* _TASK DETAILS_:
Leaving the pictures aside, transcribe every line below exactly.

(Dataset records)
▼▼▼
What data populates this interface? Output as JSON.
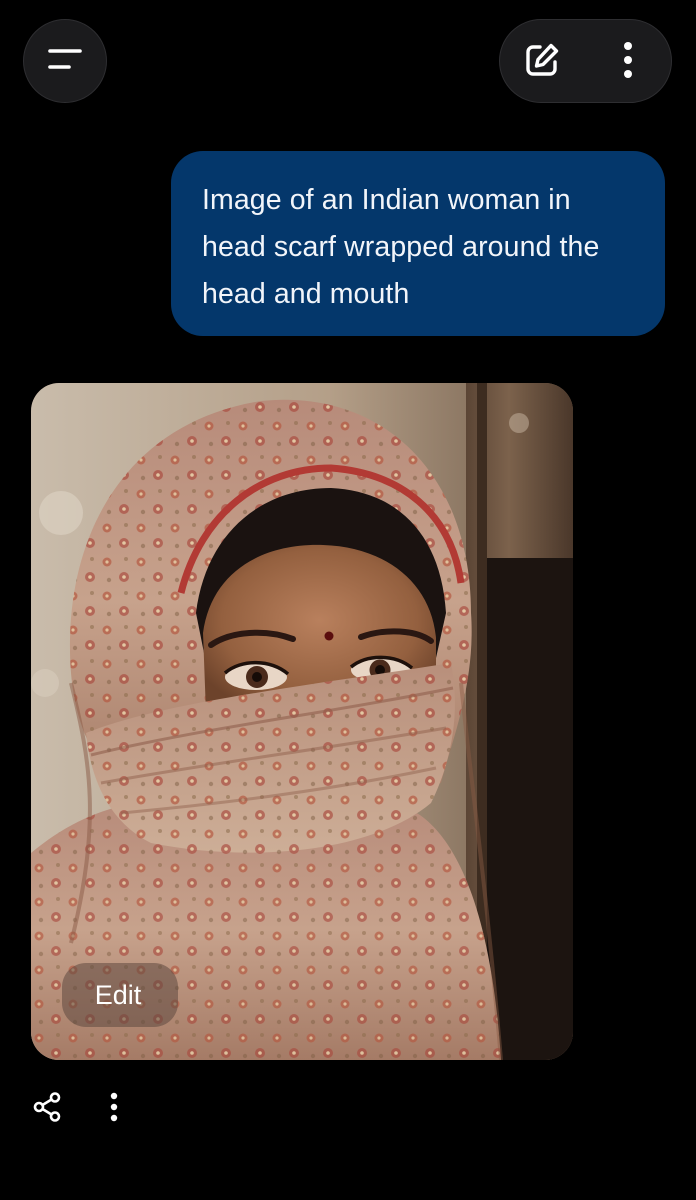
{
  "header": {
    "menu_icon": "menu-icon",
    "new_chat_icon": "edit-square-icon",
    "more_icon": "more-vertical-icon"
  },
  "conversation": {
    "user_message": "Image of an Indian woman in head scarf wrapped around the head and mouth",
    "generated_image": {
      "edit_label": "Edit"
    },
    "actions": {
      "share_icon": "share-icon",
      "more_icon": "more-vertical-icon"
    }
  },
  "colors": {
    "background": "#000000",
    "user_bubble": "#04376b",
    "button_surface": "#1b1b1d"
  }
}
▲▲▲
* _WRITTEN RESPONSE_:
What data populates this interface? Output as JSON.
{
  "header": {
    "menu_icon": "menu-icon",
    "new_chat_icon": "edit-square-icon",
    "more_icon": "more-vertical-icon"
  },
  "conversation": {
    "user_message": "Image of an Indian woman in head scarf wrapped around the head and mouth",
    "generated_image": {
      "edit_label": "Edit"
    },
    "actions": {
      "share_icon": "share-icon",
      "more_icon": "more-vertical-icon"
    }
  },
  "colors": {
    "background": "#000000",
    "user_bubble": "#04376b",
    "button_surface": "#1b1b1d"
  }
}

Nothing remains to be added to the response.